### INSTRUCTIONS FOR THE TASK
Find each line holding the word "Sensor" and give the number of such lines, nothing else.

====== DATA EXCERPTS ======

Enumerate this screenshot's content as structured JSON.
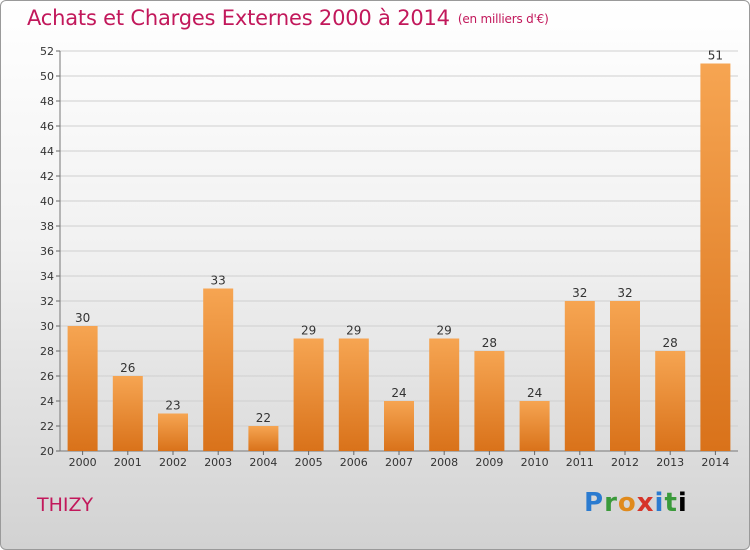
{
  "header": {
    "title": "Achats et Charges Externes 2000 à 2014",
    "unit": "(en milliers d'€)"
  },
  "footer": {
    "city": "THIZY",
    "logo_letters": [
      "P",
      "r",
      "o",
      "x",
      "i",
      "t",
      "i"
    ]
  },
  "colors": {
    "title": "#c2185b",
    "bar_top": "#f6a552",
    "bar_bottom": "#d9721a"
  },
  "chart_data": {
    "type": "bar",
    "title": "Achats et Charges Externes 2000 à 2014",
    "subtitle": "(en milliers d'€)",
    "xlabel": "",
    "ylabel": "",
    "categories": [
      "2000",
      "2001",
      "2002",
      "2003",
      "2004",
      "2005",
      "2006",
      "2007",
      "2008",
      "2009",
      "2010",
      "2011",
      "2012",
      "2013",
      "2014"
    ],
    "values": [
      30,
      26,
      23,
      33,
      22,
      29,
      29,
      24,
      29,
      28,
      24,
      32,
      32,
      28,
      51
    ],
    "ylim": [
      20,
      52
    ],
    "yticks": [
      20,
      22,
      24,
      26,
      28,
      30,
      32,
      34,
      36,
      38,
      40,
      42,
      44,
      46,
      48,
      50,
      52
    ],
    "grid": true,
    "legend": "none"
  }
}
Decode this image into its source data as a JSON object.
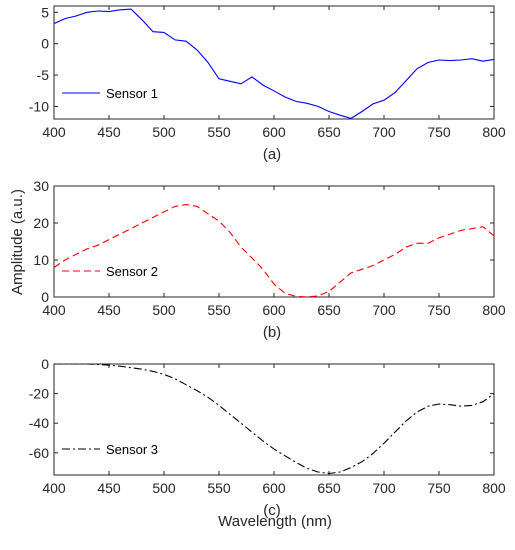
{
  "figure": {
    "ylabel": "Amplitude (a.u.)",
    "xlabel": "Wavelength (nm)"
  },
  "chart_data": [
    {
      "type": "line",
      "caption": "(a)",
      "xlabel": "",
      "ylabel": "",
      "xlim": [
        400,
        800
      ],
      "ylim": [
        -12,
        6
      ],
      "xticks": [
        400,
        450,
        500,
        550,
        600,
        650,
        700,
        750,
        800
      ],
      "yticks": [
        -10,
        -5,
        0,
        5
      ],
      "grid": false,
      "legend_position": "bottom-left",
      "series": [
        {
          "name": "Sensor 1",
          "color": "#0000ff",
          "dash": "solid",
          "x": [
            400,
            410,
            420,
            430,
            440,
            450,
            460,
            470,
            480,
            490,
            500,
            510,
            520,
            530,
            540,
            550,
            560,
            570,
            580,
            590,
            600,
            610,
            620,
            630,
            640,
            650,
            660,
            670,
            680,
            690,
            700,
            710,
            720,
            730,
            740,
            750,
            760,
            770,
            780,
            790,
            800
          ],
          "y": [
            3.2,
            4.0,
            4.4,
            5.0,
            5.2,
            5.1,
            5.4,
            5.5,
            3.8,
            1.9,
            1.8,
            0.6,
            0.4,
            -1.0,
            -3.0,
            -5.6,
            -6.0,
            -6.4,
            -5.3,
            -6.6,
            -7.5,
            -8.5,
            -9.2,
            -9.5,
            -10.0,
            -10.8,
            -11.4,
            -11.9,
            -10.8,
            -9.6,
            -9.0,
            -7.8,
            -5.9,
            -4.0,
            -3.0,
            -2.6,
            -2.7,
            -2.6,
            -2.4,
            -2.8,
            -2.5
          ]
        }
      ]
    },
    {
      "type": "line",
      "caption": "(b)",
      "xlabel": "",
      "ylabel": "",
      "xlim": [
        400,
        800
      ],
      "ylim": [
        0,
        30
      ],
      "xticks": [
        400,
        450,
        500,
        550,
        600,
        650,
        700,
        750,
        800
      ],
      "yticks": [
        0,
        10,
        20,
        30
      ],
      "grid": false,
      "legend_position": "bottom-left",
      "series": [
        {
          "name": "Sensor 2",
          "color": "#ff0000",
          "dash": "dashed",
          "x": [
            400,
            410,
            420,
            430,
            440,
            450,
            460,
            470,
            480,
            490,
            500,
            510,
            520,
            530,
            540,
            550,
            560,
            570,
            580,
            590,
            600,
            610,
            620,
            630,
            640,
            650,
            660,
            670,
            680,
            690,
            700,
            710,
            720,
            730,
            740,
            750,
            760,
            770,
            780,
            790,
            800
          ],
          "y": [
            8.0,
            10.0,
            11.5,
            13.0,
            14.0,
            15.5,
            17.0,
            18.5,
            20.0,
            21.5,
            23.0,
            24.5,
            25.0,
            24.5,
            22.5,
            20.5,
            17.5,
            13.5,
            10.5,
            7.5,
            3.5,
            1.0,
            0.2,
            0.0,
            0.3,
            1.5,
            4.0,
            6.5,
            7.5,
            8.5,
            10.0,
            11.5,
            13.5,
            14.5,
            14.5,
            16.0,
            17.0,
            18.0,
            18.5,
            19.0,
            16.5
          ]
        }
      ]
    },
    {
      "type": "line",
      "caption": "(c)",
      "xlabel": "",
      "ylabel": "",
      "xlim": [
        400,
        800
      ],
      "ylim": [
        -75,
        0
      ],
      "xticks": [
        400,
        450,
        500,
        550,
        600,
        650,
        700,
        750,
        800
      ],
      "yticks": [
        -60,
        -40,
        -20,
        0
      ],
      "grid": false,
      "legend_position": "bottom-left",
      "series": [
        {
          "name": "Sensor 3",
          "color": "#000000",
          "dash": "dash-dot",
          "x": [
            400,
            410,
            420,
            430,
            440,
            450,
            460,
            470,
            480,
            490,
            500,
            510,
            520,
            530,
            540,
            550,
            560,
            570,
            580,
            590,
            600,
            610,
            620,
            630,
            640,
            650,
            660,
            670,
            680,
            690,
            700,
            710,
            720,
            730,
            740,
            750,
            760,
            770,
            780,
            790,
            800
          ],
          "y": [
            0.0,
            0.0,
            0.0,
            0.0,
            -0.3,
            -0.8,
            -1.5,
            -2.5,
            -3.5,
            -5.0,
            -7.0,
            -10.0,
            -14.0,
            -18.0,
            -22.5,
            -28.0,
            -34.0,
            -40.0,
            -46.0,
            -52.0,
            -57.5,
            -62.0,
            -66.5,
            -70.5,
            -73.0,
            -74.0,
            -73.0,
            -70.0,
            -66.0,
            -60.5,
            -53.5,
            -46.0,
            -38.5,
            -32.5,
            -28.5,
            -27.0,
            -27.5,
            -28.5,
            -28.0,
            -25.5,
            -20.0
          ]
        }
      ]
    }
  ]
}
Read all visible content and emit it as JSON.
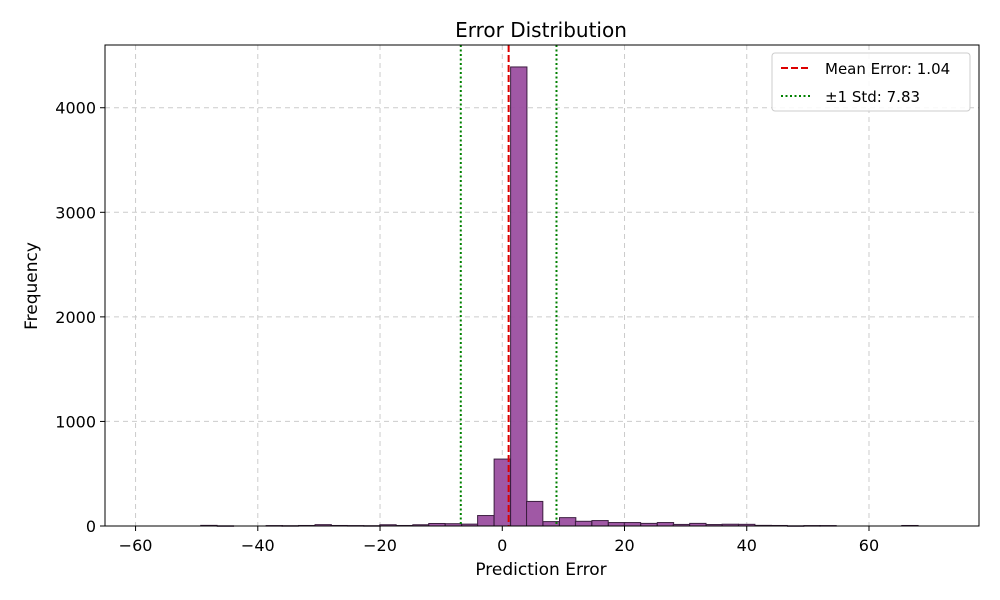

======

### RESULT
3